## Problem description
Every entry should be repeated exactly. Omit the pictures.

[Data entries]
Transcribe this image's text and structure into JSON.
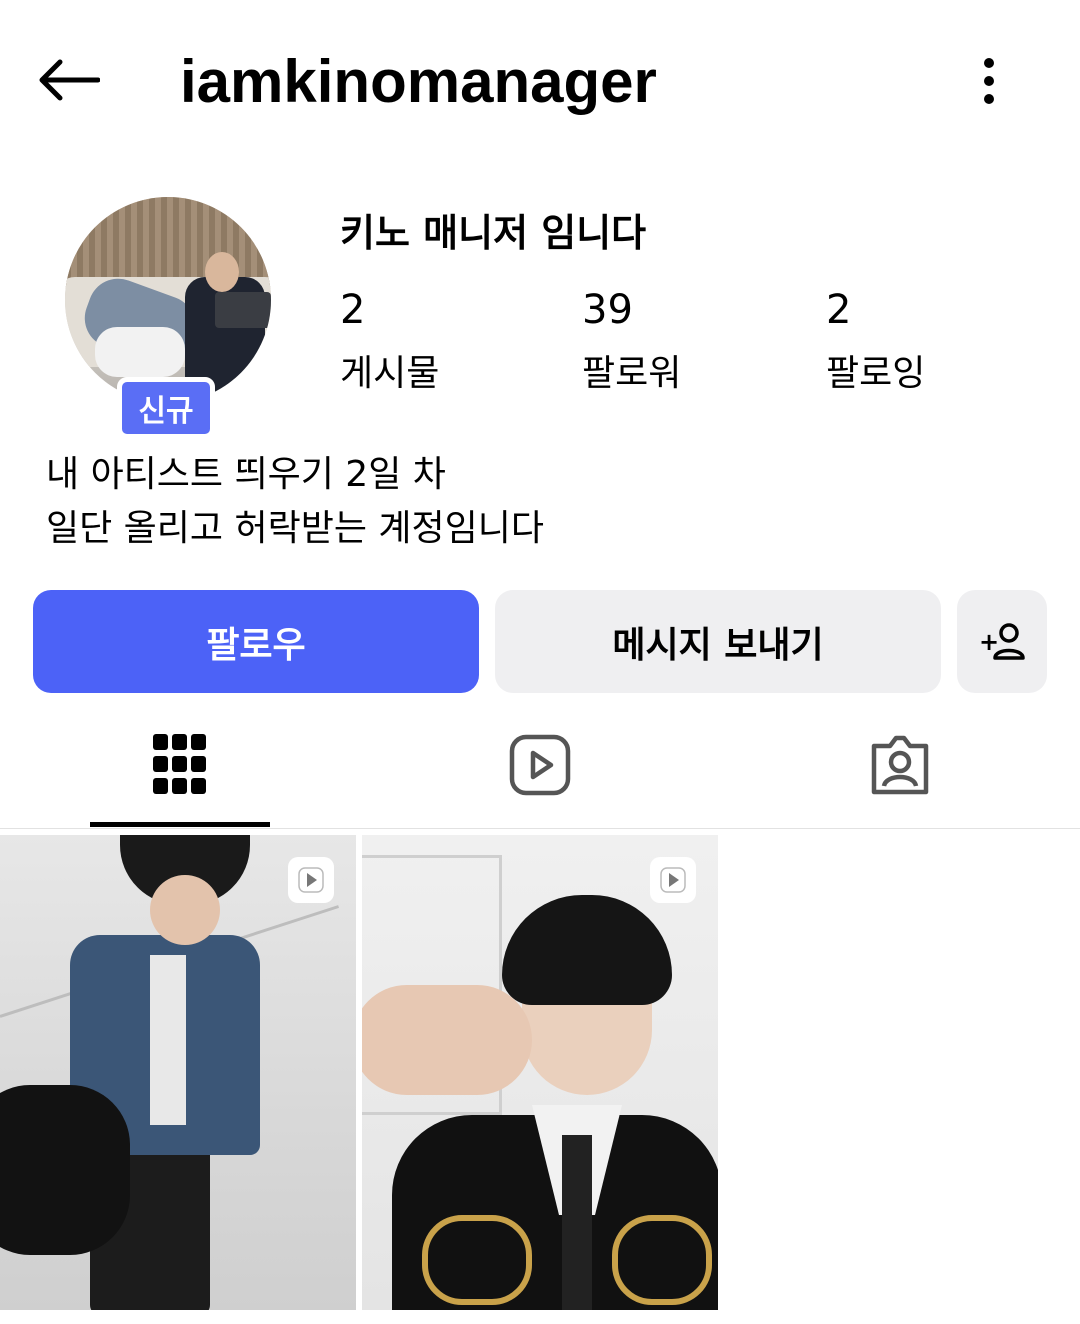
{
  "header": {
    "username": "iamkinomanager"
  },
  "profile": {
    "display_name": "키노 매니저 임니다",
    "new_badge": "신규",
    "stats": {
      "posts": {
        "value": "2",
        "label": "게시물"
      },
      "followers": {
        "value": "39",
        "label": "팔로워"
      },
      "following": {
        "value": "2",
        "label": "팔로잉"
      }
    },
    "bio": [
      "내 아티스트 띄우기 2일 차",
      "일단 올리고 허락받는 계정임니다"
    ]
  },
  "actions": {
    "follow_label": "팔로우",
    "message_label": "메시지 보내기",
    "add_label": "+"
  },
  "tabs": [
    "grid-icon",
    "reels-icon",
    "tagged-icon"
  ],
  "selected_tab": "grid-icon",
  "posts": [
    {
      "type": "reel",
      "icon": "play-icon"
    },
    {
      "type": "reel",
      "icon": "play-icon"
    }
  ],
  "colors": {
    "follow_button": "#4c62f7",
    "new_badge": "#5a6ef5",
    "secondary_button": "#efeff1"
  }
}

## Solution below
Transcribe this image's text and structure into JSON.
{
  "header": {
    "username": "iamkinomanager"
  },
  "profile": {
    "display_name": "키노 매니저 임니다",
    "new_badge": "신규",
    "stats": {
      "posts": {
        "value": "2",
        "label": "게시물"
      },
      "followers": {
        "value": "39",
        "label": "팔로워"
      },
      "following": {
        "value": "2",
        "label": "팔로잉"
      }
    },
    "bio": [
      "내 아티스트 띄우기 2일 차",
      "일단 올리고 허락받는 계정임니다"
    ]
  },
  "actions": {
    "follow_label": "팔로우",
    "message_label": "메시지 보내기",
    "add_label": "+"
  },
  "tabs": [
    "grid-icon",
    "reels-icon",
    "tagged-icon"
  ],
  "selected_tab": "grid-icon",
  "posts": [
    {
      "type": "reel",
      "icon": "play-icon"
    },
    {
      "type": "reel",
      "icon": "play-icon"
    }
  ],
  "colors": {
    "follow_button": "#4c62f7",
    "new_badge": "#5a6ef5",
    "secondary_button": "#efeff1"
  }
}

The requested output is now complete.